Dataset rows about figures
-- Start --
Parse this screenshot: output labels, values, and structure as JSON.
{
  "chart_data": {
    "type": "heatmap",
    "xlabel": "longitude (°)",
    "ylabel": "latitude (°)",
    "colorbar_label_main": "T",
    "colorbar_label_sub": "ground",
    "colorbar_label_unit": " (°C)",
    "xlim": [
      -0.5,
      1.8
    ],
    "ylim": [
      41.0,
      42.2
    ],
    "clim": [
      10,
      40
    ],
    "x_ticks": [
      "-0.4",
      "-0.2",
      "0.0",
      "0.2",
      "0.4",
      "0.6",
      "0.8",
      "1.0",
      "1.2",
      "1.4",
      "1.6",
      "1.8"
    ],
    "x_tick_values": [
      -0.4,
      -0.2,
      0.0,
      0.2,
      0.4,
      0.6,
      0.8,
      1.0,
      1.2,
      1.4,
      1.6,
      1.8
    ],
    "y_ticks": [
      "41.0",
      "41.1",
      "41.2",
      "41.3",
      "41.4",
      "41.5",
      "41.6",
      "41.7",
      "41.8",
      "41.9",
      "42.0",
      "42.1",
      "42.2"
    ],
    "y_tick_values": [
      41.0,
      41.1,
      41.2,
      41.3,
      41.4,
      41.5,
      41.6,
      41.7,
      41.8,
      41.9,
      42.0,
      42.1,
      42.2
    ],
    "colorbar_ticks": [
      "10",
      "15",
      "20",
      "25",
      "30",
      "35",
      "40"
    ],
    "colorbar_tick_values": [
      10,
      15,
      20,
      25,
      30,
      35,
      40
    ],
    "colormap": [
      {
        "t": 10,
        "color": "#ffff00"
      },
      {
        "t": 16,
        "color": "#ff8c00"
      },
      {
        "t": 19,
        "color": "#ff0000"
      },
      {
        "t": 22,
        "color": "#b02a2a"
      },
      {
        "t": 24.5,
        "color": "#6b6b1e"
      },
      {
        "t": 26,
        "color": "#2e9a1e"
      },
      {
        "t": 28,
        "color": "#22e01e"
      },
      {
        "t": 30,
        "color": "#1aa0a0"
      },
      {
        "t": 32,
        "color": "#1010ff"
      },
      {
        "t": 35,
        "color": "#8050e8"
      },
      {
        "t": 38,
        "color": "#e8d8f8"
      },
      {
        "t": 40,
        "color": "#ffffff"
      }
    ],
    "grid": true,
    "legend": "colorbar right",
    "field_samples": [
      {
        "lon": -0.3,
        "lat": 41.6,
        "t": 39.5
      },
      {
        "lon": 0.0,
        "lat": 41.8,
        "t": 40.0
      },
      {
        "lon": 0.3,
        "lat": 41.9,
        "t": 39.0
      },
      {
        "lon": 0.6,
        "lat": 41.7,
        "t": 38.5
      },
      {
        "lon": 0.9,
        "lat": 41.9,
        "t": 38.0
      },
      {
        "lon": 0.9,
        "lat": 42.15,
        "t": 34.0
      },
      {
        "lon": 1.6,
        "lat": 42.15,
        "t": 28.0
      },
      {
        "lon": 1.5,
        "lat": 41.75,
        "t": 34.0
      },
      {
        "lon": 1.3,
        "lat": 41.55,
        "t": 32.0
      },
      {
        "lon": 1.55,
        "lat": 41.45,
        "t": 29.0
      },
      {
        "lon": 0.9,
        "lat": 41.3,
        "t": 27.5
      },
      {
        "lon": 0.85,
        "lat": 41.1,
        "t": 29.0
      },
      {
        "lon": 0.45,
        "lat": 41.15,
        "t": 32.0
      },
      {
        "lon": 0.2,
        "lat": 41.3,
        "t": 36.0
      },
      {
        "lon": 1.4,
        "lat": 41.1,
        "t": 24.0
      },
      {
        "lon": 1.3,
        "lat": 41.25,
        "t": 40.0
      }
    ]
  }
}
-- End --
Task to complete
Repeat all of the records above exactly as written.

Answer for the task
Parse this screenshot: output labels, values, and structure as JSON.
{
  "chart_data": {
    "type": "heatmap",
    "xlabel": "longitude (°)",
    "ylabel": "latitude (°)",
    "colorbar_label_main": "T",
    "colorbar_label_sub": "ground",
    "colorbar_label_unit": " (°C)",
    "xlim": [
      -0.5,
      1.8
    ],
    "ylim": [
      41.0,
      42.2
    ],
    "clim": [
      10,
      40
    ],
    "x_ticks": [
      "-0.4",
      "-0.2",
      "0.0",
      "0.2",
      "0.4",
      "0.6",
      "0.8",
      "1.0",
      "1.2",
      "1.4",
      "1.6",
      "1.8"
    ],
    "x_tick_values": [
      -0.4,
      -0.2,
      0.0,
      0.2,
      0.4,
      0.6,
      0.8,
      1.0,
      1.2,
      1.4,
      1.6,
      1.8
    ],
    "y_ticks": [
      "41.0",
      "41.1",
      "41.2",
      "41.3",
      "41.4",
      "41.5",
      "41.6",
      "41.7",
      "41.8",
      "41.9",
      "42.0",
      "42.1",
      "42.2"
    ],
    "y_tick_values": [
      41.0,
      41.1,
      41.2,
      41.3,
      41.4,
      41.5,
      41.6,
      41.7,
      41.8,
      41.9,
      42.0,
      42.1,
      42.2
    ],
    "colorbar_ticks": [
      "10",
      "15",
      "20",
      "25",
      "30",
      "35",
      "40"
    ],
    "colorbar_tick_values": [
      10,
      15,
      20,
      25,
      30,
      35,
      40
    ],
    "colormap": [
      {
        "t": 10,
        "color": "#ffff00"
      },
      {
        "t": 16,
        "color": "#ff8c00"
      },
      {
        "t": 19,
        "color": "#ff0000"
      },
      {
        "t": 22,
        "color": "#b02a2a"
      },
      {
        "t": 24.5,
        "color": "#6b6b1e"
      },
      {
        "t": 26,
        "color": "#2e9a1e"
      },
      {
        "t": 28,
        "color": "#22e01e"
      },
      {
        "t": 30,
        "color": "#1aa0a0"
      },
      {
        "t": 32,
        "color": "#1010ff"
      },
      {
        "t": 35,
        "color": "#8050e8"
      },
      {
        "t": 38,
        "color": "#e8d8f8"
      },
      {
        "t": 40,
        "color": "#ffffff"
      }
    ],
    "grid": true,
    "legend": "colorbar right",
    "field_samples": [
      {
        "lon": -0.3,
        "lat": 41.6,
        "t": 39.5
      },
      {
        "lon": 0.0,
        "lat": 41.8,
        "t": 40.0
      },
      {
        "lon": 0.3,
        "lat": 41.9,
        "t": 39.0
      },
      {
        "lon": 0.6,
        "lat": 41.7,
        "t": 38.5
      },
      {
        "lon": 0.9,
        "lat": 41.9,
        "t": 38.0
      },
      {
        "lon": 0.9,
        "lat": 42.15,
        "t": 34.0
      },
      {
        "lon": 1.6,
        "lat": 42.15,
        "t": 28.0
      },
      {
        "lon": 1.5,
        "lat": 41.75,
        "t": 34.0
      },
      {
        "lon": 1.3,
        "lat": 41.55,
        "t": 32.0
      },
      {
        "lon": 1.55,
        "lat": 41.45,
        "t": 29.0
      },
      {
        "lon": 0.9,
        "lat": 41.3,
        "t": 27.5
      },
      {
        "lon": 0.85,
        "lat": 41.1,
        "t": 29.0
      },
      {
        "lon": 0.45,
        "lat": 41.15,
        "t": 32.0
      },
      {
        "lon": 0.2,
        "lat": 41.3,
        "t": 36.0
      },
      {
        "lon": 1.4,
        "lat": 41.1,
        "t": 24.0
      },
      {
        "lon": 1.3,
        "lat": 41.25,
        "t": 40.0
      }
    ]
  }
}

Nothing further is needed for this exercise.